■ **What the exercise asks**
Copy the records below line for line, with no changes, and leave the pictures out of your copy.

■ **Data records**

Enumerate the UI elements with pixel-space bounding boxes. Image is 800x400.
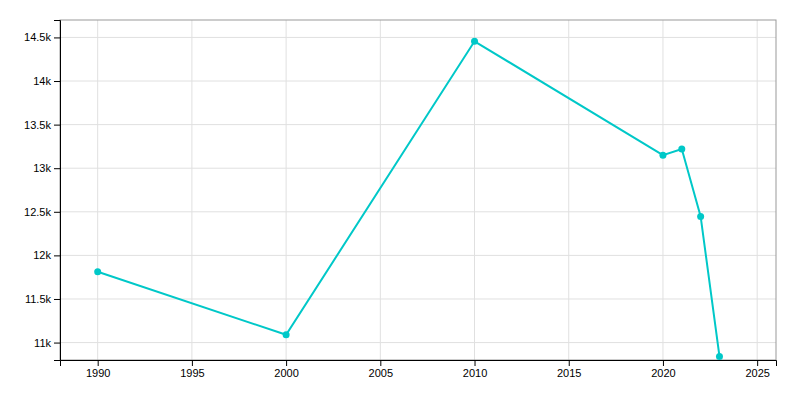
tick-label: 11k	[34, 337, 51, 349]
grid-line-y	[60, 255, 776, 256]
line	[98, 41, 720, 356]
grid-line-y	[60, 37, 776, 38]
x-axis: 1990 1995 2000 2005 2010 2015 2020 2025	[61, 360, 777, 379]
grid-line-x	[662, 20, 663, 360]
tick: 2005	[369, 360, 393, 379]
chart: 1990 1995 2000 2005 2010 2015 2020 2025 11k 11.5k…	[0, 0, 800, 400]
grid-line-y	[60, 211, 776, 212]
tick-label: 1990	[86, 367, 110, 379]
plot: 1990 1995 2000 2005 2010 2015 2020 2025 11k 11.5k…	[24, 20, 776, 379]
grid-line-y	[60, 342, 776, 343]
y-axis: 11k 11.5k 12k 12.5k 13k 13.5k 14k 14.5k	[24, 21, 60, 361]
tick-mark	[380, 360, 381, 366]
tick-mark	[192, 360, 193, 366]
grid-line-y	[60, 124, 776, 125]
grid	[60, 20, 776, 360]
tick-mark	[98, 360, 99, 366]
tick-label: 11.5k	[25, 293, 52, 305]
plot-frame	[60, 20, 776, 360]
tick-label: 2015	[557, 367, 581, 379]
tick-mark	[54, 299, 60, 300]
tick: 13.5k	[24, 119, 60, 131]
tick-label: 1995	[180, 367, 204, 379]
tick: 13k	[33, 162, 60, 174]
tick: 11.5k	[25, 293, 60, 305]
grid-line-x	[286, 20, 287, 360]
tick: 2000	[274, 360, 298, 379]
tick: 11k	[34, 337, 60, 349]
tick-label: 12.5k	[24, 206, 51, 218]
tick-mark	[54, 168, 60, 169]
grid-line-y	[60, 298, 776, 299]
tick-label: 2000	[274, 367, 298, 379]
tick: 2020	[651, 360, 675, 379]
tick-mark	[54, 125, 60, 126]
tick-label: 2020	[651, 367, 675, 379]
point	[471, 38, 478, 45]
tick-label: 14k	[33, 75, 51, 87]
grid-line-y	[60, 168, 776, 169]
tick: 2010	[463, 360, 487, 379]
grid-line-x	[757, 20, 758, 360]
point	[716, 353, 723, 360]
tick-mark	[569, 360, 570, 366]
point	[94, 268, 101, 275]
point	[697, 213, 704, 220]
tick-label: 13.5k	[24, 119, 51, 131]
tick: 1995	[180, 360, 204, 379]
tick: 2025	[745, 360, 769, 379]
tick-mark	[54, 212, 60, 213]
point	[283, 331, 290, 338]
tick: 14k	[33, 75, 60, 87]
tick-label: 2005	[369, 367, 393, 379]
tick: 2015	[557, 360, 581, 379]
tick: 14.5k	[24, 31, 60, 43]
grid-line-x	[568, 20, 569, 360]
tick-mark	[663, 360, 664, 366]
tick-label: 2025	[745, 367, 769, 379]
tick: 1990	[86, 360, 110, 379]
tick-label: 2010	[463, 367, 487, 379]
tick-label: 13k	[33, 162, 51, 174]
tick: 12k	[33, 249, 60, 261]
tick-mark	[54, 81, 60, 82]
grid-line-x	[191, 20, 192, 360]
tick-mark	[54, 37, 60, 38]
tick-mark	[757, 360, 758, 366]
axis-line	[61, 361, 777, 367]
series	[94, 38, 723, 360]
tick-mark	[54, 255, 60, 256]
grid-line-y	[60, 81, 776, 82]
axis-line	[54, 21, 61, 361]
tick: 12.5k	[24, 206, 60, 218]
tick-mark	[286, 360, 287, 366]
point	[659, 152, 666, 159]
point	[678, 145, 685, 152]
tick-mark	[54, 343, 60, 344]
grid-line-x	[474, 20, 475, 360]
tick-label: 12k	[33, 249, 51, 261]
tick-label: 14.5k	[24, 31, 51, 43]
grid-line-x	[97, 20, 98, 360]
tick-mark	[475, 360, 476, 366]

■ **Response below**
Enumerate the UI elements with pixel-space bounding boxes. Image is 800x400.
tick-label: 11k	[34, 337, 51, 349]
grid-line-y	[60, 255, 776, 256]
line	[98, 41, 720, 356]
grid-line-y	[60, 37, 776, 38]
x-axis: 1990 1995 2000 2005 2010 2015 2020 2025	[61, 360, 777, 379]
grid-line-x	[662, 20, 663, 360]
tick: 2005	[369, 360, 393, 379]
chart: 1990 1995 2000 2005 2010 2015 2020 2025 11k 11.5k…	[0, 0, 800, 400]
grid-line-y	[60, 211, 776, 212]
tick-label: 1990	[86, 367, 110, 379]
plot: 1990 1995 2000 2005 2010 2015 2020 2025 11k 11.5k…	[24, 20, 776, 379]
grid-line-y	[60, 342, 776, 343]
y-axis: 11k 11.5k 12k 12.5k 13k 13.5k 14k 14.5k	[24, 21, 60, 361]
tick-mark	[380, 360, 381, 366]
tick-mark	[192, 360, 193, 366]
grid-line-y	[60, 124, 776, 125]
grid	[60, 20, 776, 360]
tick-mark	[98, 360, 99, 366]
tick-label: 11.5k	[25, 293, 52, 305]
plot-frame	[60, 20, 776, 360]
tick-label: 2015	[557, 367, 581, 379]
tick-mark	[54, 299, 60, 300]
tick: 13.5k	[24, 119, 60, 131]
tick-label: 1995	[180, 367, 204, 379]
tick: 13k	[33, 162, 60, 174]
tick: 11.5k	[25, 293, 60, 305]
grid-line-x	[286, 20, 287, 360]
tick: 2000	[274, 360, 298, 379]
tick: 11k	[34, 337, 60, 349]
tick-label: 12.5k	[24, 206, 51, 218]
tick-mark	[54, 168, 60, 169]
grid-line-y	[60, 298, 776, 299]
tick-label: 2000	[274, 367, 298, 379]
tick: 2020	[651, 360, 675, 379]
tick-mark	[54, 125, 60, 126]
tick-label: 2020	[651, 367, 675, 379]
point	[471, 38, 478, 45]
tick-label: 14k	[33, 75, 51, 87]
grid-line-y	[60, 168, 776, 169]
tick: 2010	[463, 360, 487, 379]
grid-line-x	[757, 20, 758, 360]
point	[716, 353, 723, 360]
tick-mark	[569, 360, 570, 366]
point	[94, 268, 101, 275]
point	[697, 213, 704, 220]
tick-label: 13.5k	[24, 119, 51, 131]
tick: 1995	[180, 360, 204, 379]
tick: 2025	[745, 360, 769, 379]
tick-mark	[54, 212, 60, 213]
point	[283, 331, 290, 338]
tick: 14k	[33, 75, 60, 87]
tick-label: 2005	[369, 367, 393, 379]
tick: 2015	[557, 360, 581, 379]
tick: 14.5k	[24, 31, 60, 43]
grid-line-x	[568, 20, 569, 360]
tick-mark	[663, 360, 664, 366]
tick-label: 2025	[745, 367, 769, 379]
tick: 1990	[86, 360, 110, 379]
tick-label: 2010	[463, 367, 487, 379]
tick-label: 13k	[33, 162, 51, 174]
tick: 12k	[33, 249, 60, 261]
tick-mark	[54, 81, 60, 82]
grid-line-x	[191, 20, 192, 360]
tick-mark	[54, 37, 60, 38]
tick-mark	[757, 360, 758, 366]
axis-line	[61, 361, 777, 367]
series	[94, 38, 723, 360]
tick-mark	[54, 255, 60, 256]
grid-line-y	[60, 81, 776, 82]
axis-line	[54, 21, 61, 361]
tick: 12.5k	[24, 206, 60, 218]
tick-mark	[286, 360, 287, 366]
point	[659, 152, 666, 159]
point	[678, 145, 685, 152]
tick-mark	[54, 343, 60, 344]
grid-line-x	[474, 20, 475, 360]
tick-label: 12k	[33, 249, 51, 261]
tick-label: 14.5k	[24, 31, 51, 43]
grid-line-x	[97, 20, 98, 360]
tick-mark	[475, 360, 476, 366]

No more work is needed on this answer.